Below are some records; retype all of them exactly.

====== LISTED ENTRIES

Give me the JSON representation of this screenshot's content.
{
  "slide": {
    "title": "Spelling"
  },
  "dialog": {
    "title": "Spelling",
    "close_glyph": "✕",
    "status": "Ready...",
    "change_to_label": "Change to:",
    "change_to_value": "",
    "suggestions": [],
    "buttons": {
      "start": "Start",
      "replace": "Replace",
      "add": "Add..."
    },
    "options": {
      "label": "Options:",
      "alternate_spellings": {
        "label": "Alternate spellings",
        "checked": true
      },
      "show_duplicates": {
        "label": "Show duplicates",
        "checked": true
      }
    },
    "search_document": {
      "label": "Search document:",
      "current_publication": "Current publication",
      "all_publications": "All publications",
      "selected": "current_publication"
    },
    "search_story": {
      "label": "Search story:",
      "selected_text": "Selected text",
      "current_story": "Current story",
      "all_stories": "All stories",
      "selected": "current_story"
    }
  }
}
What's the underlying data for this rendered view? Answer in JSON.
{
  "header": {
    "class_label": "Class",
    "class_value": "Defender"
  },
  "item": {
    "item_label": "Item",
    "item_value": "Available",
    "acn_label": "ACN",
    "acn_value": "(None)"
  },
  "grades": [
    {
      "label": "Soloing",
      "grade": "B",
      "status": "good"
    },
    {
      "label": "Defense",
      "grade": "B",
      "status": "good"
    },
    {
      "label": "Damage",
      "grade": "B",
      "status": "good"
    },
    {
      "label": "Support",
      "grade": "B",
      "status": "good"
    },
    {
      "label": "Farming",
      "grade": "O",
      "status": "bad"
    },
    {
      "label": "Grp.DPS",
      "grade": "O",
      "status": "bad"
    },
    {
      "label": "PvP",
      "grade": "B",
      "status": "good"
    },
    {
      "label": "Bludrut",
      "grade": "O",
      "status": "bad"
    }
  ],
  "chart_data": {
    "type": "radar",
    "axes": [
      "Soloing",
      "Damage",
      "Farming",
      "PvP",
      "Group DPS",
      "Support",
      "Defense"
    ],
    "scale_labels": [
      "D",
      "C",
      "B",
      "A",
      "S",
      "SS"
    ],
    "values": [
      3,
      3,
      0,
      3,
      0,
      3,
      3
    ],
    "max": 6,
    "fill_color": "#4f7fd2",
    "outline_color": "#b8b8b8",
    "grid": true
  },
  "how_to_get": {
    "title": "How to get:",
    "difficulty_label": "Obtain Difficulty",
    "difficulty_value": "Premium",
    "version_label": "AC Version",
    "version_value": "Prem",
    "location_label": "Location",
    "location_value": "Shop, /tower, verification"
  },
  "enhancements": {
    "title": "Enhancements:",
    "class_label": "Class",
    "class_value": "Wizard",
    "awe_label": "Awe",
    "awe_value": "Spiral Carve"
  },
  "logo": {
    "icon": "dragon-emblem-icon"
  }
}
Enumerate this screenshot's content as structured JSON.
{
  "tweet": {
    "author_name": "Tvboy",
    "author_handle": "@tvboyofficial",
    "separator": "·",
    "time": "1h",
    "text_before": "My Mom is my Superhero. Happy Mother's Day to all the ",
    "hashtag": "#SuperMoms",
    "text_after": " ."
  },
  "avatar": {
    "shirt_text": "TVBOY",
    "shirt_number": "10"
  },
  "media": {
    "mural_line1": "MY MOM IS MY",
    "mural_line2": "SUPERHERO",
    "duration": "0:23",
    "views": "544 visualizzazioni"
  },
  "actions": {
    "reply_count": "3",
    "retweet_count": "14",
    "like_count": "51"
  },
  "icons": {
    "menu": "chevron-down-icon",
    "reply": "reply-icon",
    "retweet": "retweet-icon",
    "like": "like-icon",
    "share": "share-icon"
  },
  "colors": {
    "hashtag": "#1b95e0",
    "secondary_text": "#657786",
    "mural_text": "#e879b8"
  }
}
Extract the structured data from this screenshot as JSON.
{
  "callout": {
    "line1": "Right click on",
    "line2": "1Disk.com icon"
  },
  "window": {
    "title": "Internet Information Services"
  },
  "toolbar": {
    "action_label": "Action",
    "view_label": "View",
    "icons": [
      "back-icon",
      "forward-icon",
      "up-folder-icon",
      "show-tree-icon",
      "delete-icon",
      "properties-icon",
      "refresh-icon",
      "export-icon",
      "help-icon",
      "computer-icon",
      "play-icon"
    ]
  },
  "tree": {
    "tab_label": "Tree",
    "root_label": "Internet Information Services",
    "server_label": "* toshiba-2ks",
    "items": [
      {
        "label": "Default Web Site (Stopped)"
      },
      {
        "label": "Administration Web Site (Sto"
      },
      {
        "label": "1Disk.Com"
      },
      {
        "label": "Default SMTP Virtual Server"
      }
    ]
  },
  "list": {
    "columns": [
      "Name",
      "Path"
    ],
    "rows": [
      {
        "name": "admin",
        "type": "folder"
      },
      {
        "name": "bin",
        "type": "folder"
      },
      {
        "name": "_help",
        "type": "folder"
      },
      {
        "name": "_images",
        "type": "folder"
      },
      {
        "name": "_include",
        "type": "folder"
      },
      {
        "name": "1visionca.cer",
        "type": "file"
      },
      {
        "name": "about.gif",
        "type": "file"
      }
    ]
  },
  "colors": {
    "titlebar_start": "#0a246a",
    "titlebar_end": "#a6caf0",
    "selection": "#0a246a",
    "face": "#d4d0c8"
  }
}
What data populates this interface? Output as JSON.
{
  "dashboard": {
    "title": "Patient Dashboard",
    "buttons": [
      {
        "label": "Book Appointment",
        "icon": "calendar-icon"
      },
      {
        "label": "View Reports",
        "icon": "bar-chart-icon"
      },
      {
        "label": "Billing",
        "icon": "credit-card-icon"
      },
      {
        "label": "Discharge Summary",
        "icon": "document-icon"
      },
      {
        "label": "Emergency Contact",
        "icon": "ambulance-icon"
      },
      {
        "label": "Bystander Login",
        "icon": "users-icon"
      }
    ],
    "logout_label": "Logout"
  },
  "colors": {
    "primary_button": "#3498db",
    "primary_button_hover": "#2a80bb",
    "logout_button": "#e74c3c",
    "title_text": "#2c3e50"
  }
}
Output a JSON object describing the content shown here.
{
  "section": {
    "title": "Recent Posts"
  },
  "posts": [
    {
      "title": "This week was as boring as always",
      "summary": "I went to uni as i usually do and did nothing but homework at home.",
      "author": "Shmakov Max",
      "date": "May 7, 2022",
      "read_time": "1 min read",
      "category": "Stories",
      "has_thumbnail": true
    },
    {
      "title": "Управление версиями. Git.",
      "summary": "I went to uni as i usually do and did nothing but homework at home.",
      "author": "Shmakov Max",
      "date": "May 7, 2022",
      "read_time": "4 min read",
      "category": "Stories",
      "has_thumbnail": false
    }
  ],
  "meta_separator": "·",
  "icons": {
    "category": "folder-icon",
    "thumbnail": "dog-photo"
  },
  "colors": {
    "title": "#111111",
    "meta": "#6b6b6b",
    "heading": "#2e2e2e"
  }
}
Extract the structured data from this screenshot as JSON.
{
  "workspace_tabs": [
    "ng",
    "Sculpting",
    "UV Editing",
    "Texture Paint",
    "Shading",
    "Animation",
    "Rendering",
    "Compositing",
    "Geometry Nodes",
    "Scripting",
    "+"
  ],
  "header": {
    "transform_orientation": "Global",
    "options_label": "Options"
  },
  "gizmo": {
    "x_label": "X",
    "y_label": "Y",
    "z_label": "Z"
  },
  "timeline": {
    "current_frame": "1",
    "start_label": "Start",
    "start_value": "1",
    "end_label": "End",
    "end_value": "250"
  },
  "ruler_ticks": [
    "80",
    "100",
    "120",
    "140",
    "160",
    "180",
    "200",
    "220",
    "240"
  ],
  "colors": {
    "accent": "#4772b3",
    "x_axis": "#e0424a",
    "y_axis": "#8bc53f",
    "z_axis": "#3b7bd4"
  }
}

============

* _TASK RESULT_
Give me the JSON representation of this screenshot's content.
{
  "slide": {
    "title": "Spelling"
  },
  "dialog": {
    "title": "Spelling",
    "close_glyph": "✕",
    "status": "Ready...",
    "change_to_label": "Change to:",
    "change_to_value": "",
    "suggestions": [],
    "buttons": {
      "start": "Start",
      "replace": "Replace",
      "add": "Add..."
    },
    "options": {
      "label": "Options:",
      "alternate_spellings": {
        "label": "Alternate spellings",
        "checked": true
      },
      "show_duplicates": {
        "label": "Show duplicates",
        "checked": true
      }
    },
    "search_document": {
      "label": "Search document:",
      "current_publication": "Current publication",
      "all_publications": "All publications",
      "selected": "current_publication"
    },
    "search_story": {
      "label": "Search story:",
      "selected_text": "Selected text",
      "current_story": "Current story",
      "all_stories": "All stories",
      "selected": "current_story"
    }
  }
}
What's the underlying data for this rendered view? Answer in JSON.
{
  "header": {
    "class_label": "Class",
    "class_value": "Defender"
  },
  "item": {
    "item_label": "Item",
    "item_value": "Available",
    "acn_label": "ACN",
    "acn_value": "(None)"
  },
  "grades": [
    {
      "label": "Soloing",
      "grade": "B",
      "status": "good"
    },
    {
      "label": "Defense",
      "grade": "B",
      "status": "good"
    },
    {
      "label": "Damage",
      "grade": "B",
      "status": "good"
    },
    {
      "label": "Support",
      "grade": "B",
      "status": "good"
    },
    {
      "label": "Farming",
      "grade": "O",
      "status": "bad"
    },
    {
      "label": "Grp.DPS",
      "grade": "O",
      "status": "bad"
    },
    {
      "label": "PvP",
      "grade": "B",
      "status": "good"
    },
    {
      "label": "Bludrut",
      "grade": "O",
      "status": "bad"
    }
  ],
  "chart_data": {
    "type": "radar",
    "axes": [
      "Soloing",
      "Damage",
      "Farming",
      "PvP",
      "Group DPS",
      "Support",
      "Defense"
    ],
    "scale_labels": [
      "D",
      "C",
      "B",
      "A",
      "S",
      "SS"
    ],
    "values": [
      3,
      3,
      0,
      3,
      0,
      3,
      3
    ],
    "max": 6,
    "fill_color": "#4f7fd2",
    "outline_color": "#b8b8b8",
    "grid": true
  },
  "how_to_get": {
    "title": "How to get:",
    "difficulty_label": "Obtain Difficulty",
    "difficulty_value": "Premium",
    "version_label": "AC Version",
    "version_value": "Prem",
    "location_label": "Location",
    "location_value": "Shop, /tower, verification"
  },
  "enhancements": {
    "title": "Enhancements:",
    "class_label": "Class",
    "class_value": "Wizard",
    "awe_label": "Awe",
    "awe_value": "Spiral Carve"
  },
  "logo": {
    "icon": "dragon-emblem-icon"
  }
}
Enumerate this screenshot's content as structured JSON.
{
  "tweet": {
    "author_name": "Tvboy",
    "author_handle": "@tvboyofficial",
    "separator": "·",
    "time": "1h",
    "text_before": "My Mom is my Superhero. Happy Mother's Day to all the ",
    "hashtag": "#SuperMoms",
    "text_after": " ."
  },
  "avatar": {
    "shirt_text": "TVBOY",
    "shirt_number": "10"
  },
  "media": {
    "mural_line1": "MY MOM IS MY",
    "mural_line2": "SUPERHERO",
    "duration": "0:23",
    "views": "544 visualizzazioni"
  },
  "actions": {
    "reply_count": "3",
    "retweet_count": "14",
    "like_count": "51"
  },
  "icons": {
    "menu": "chevron-down-icon",
    "reply": "reply-icon",
    "retweet": "retweet-icon",
    "like": "like-icon",
    "share": "share-icon"
  },
  "colors": {
    "hashtag": "#1b95e0",
    "secondary_text": "#657786",
    "mural_text": "#e879b8"
  }
}
Extract the structured data from this screenshot as JSON.
{
  "callout": {
    "line1": "Right click on",
    "line2": "1Disk.com icon"
  },
  "window": {
    "title": "Internet Information Services"
  },
  "toolbar": {
    "action_label": "Action",
    "view_label": "View",
    "icons": [
      "back-icon",
      "forward-icon",
      "up-folder-icon",
      "show-tree-icon",
      "delete-icon",
      "properties-icon",
      "refresh-icon",
      "export-icon",
      "help-icon",
      "computer-icon",
      "play-icon"
    ]
  },
  "tree": {
    "tab_label": "Tree",
    "root_label": "Internet Information Services",
    "server_label": "* toshiba-2ks",
    "items": [
      {
        "label": "Default Web Site (Stopped)"
      },
      {
        "label": "Administration Web Site (Sto"
      },
      {
        "label": "1Disk.Com"
      },
      {
        "label": "Default SMTP Virtual Server"
      }
    ]
  },
  "list": {
    "columns": [
      "Name",
      "Path"
    ],
    "rows": [
      {
        "name": "admin",
        "type": "folder"
      },
      {
        "name": "bin",
        "type": "folder"
      },
      {
        "name": "_help",
        "type": "folder"
      },
      {
        "name": "_images",
        "type": "folder"
      },
      {
        "name": "_include",
        "type": "folder"
      },
      {
        "name": "1visionca.cer",
        "type": "file"
      },
      {
        "name": "about.gif",
        "type": "file"
      }
    ]
  },
  "colors": {
    "titlebar_start": "#0a246a",
    "titlebar_end": "#a6caf0",
    "selection": "#0a246a",
    "face": "#d4d0c8"
  }
}
What data populates this interface? Output as JSON.
{
  "dashboard": {
    "title": "Patient Dashboard",
    "buttons": [
      {
        "label": "Book Appointment",
        "icon": "calendar-icon"
      },
      {
        "label": "View Reports",
        "icon": "bar-chart-icon"
      },
      {
        "label": "Billing",
        "icon": "credit-card-icon"
      },
      {
        "label": "Discharge Summary",
        "icon": "document-icon"
      },
      {
        "label": "Emergency Contact",
        "icon": "ambulance-icon"
      },
      {
        "label": "Bystander Login",
        "icon": "users-icon"
      }
    ],
    "logout_label": "Logout"
  },
  "colors": {
    "primary_button": "#3498db",
    "primary_button_hover": "#2a80bb",
    "logout_button": "#e74c3c",
    "title_text": "#2c3e50"
  }
}
Output a JSON object describing the content shown here.
{
  "section": {
    "title": "Recent Posts"
  },
  "posts": [
    {
      "title": "This week was as boring as always",
      "summary": "I went to uni as i usually do and did nothing but homework at home.",
      "author": "Shmakov Max",
      "date": "May 7, 2022",
      "read_time": "1 min read",
      "category": "Stories",
      "has_thumbnail": true
    },
    {
      "title": "Управление версиями. Git.",
      "summary": "I went to uni as i usually do and did nothing but homework at home.",
      "author": "Shmakov Max",
      "date": "May 7, 2022",
      "read_time": "4 min read",
      "category": "Stories",
      "has_thumbnail": false
    }
  ],
  "meta_separator": "·",
  "icons": {
    "category": "folder-icon",
    "thumbnail": "dog-photo"
  },
  "colors": {
    "title": "#111111",
    "meta": "#6b6b6b",
    "heading": "#2e2e2e"
  }
}
Extract the structured data from this screenshot as JSON.
{
  "workspace_tabs": [
    "ng",
    "Sculpting",
    "UV Editing",
    "Texture Paint",
    "Shading",
    "Animation",
    "Rendering",
    "Compositing",
    "Geometry Nodes",
    "Scripting",
    "+"
  ],
  "header": {
    "transform_orientation": "Global",
    "options_label": "Options"
  },
  "gizmo": {
    "x_label": "X",
    "y_label": "Y",
    "z_label": "Z"
  },
  "timeline": {
    "current_frame": "1",
    "start_label": "Start",
    "start_value": "1",
    "end_label": "End",
    "end_value": "250"
  },
  "ruler_ticks": [
    "80",
    "100",
    "120",
    "140",
    "160",
    "180",
    "200",
    "220",
    "240"
  ],
  "colors": {
    "accent": "#4772b3",
    "x_axis": "#e0424a",
    "y_axis": "#8bc53f",
    "z_axis": "#3b7bd4"
  }
}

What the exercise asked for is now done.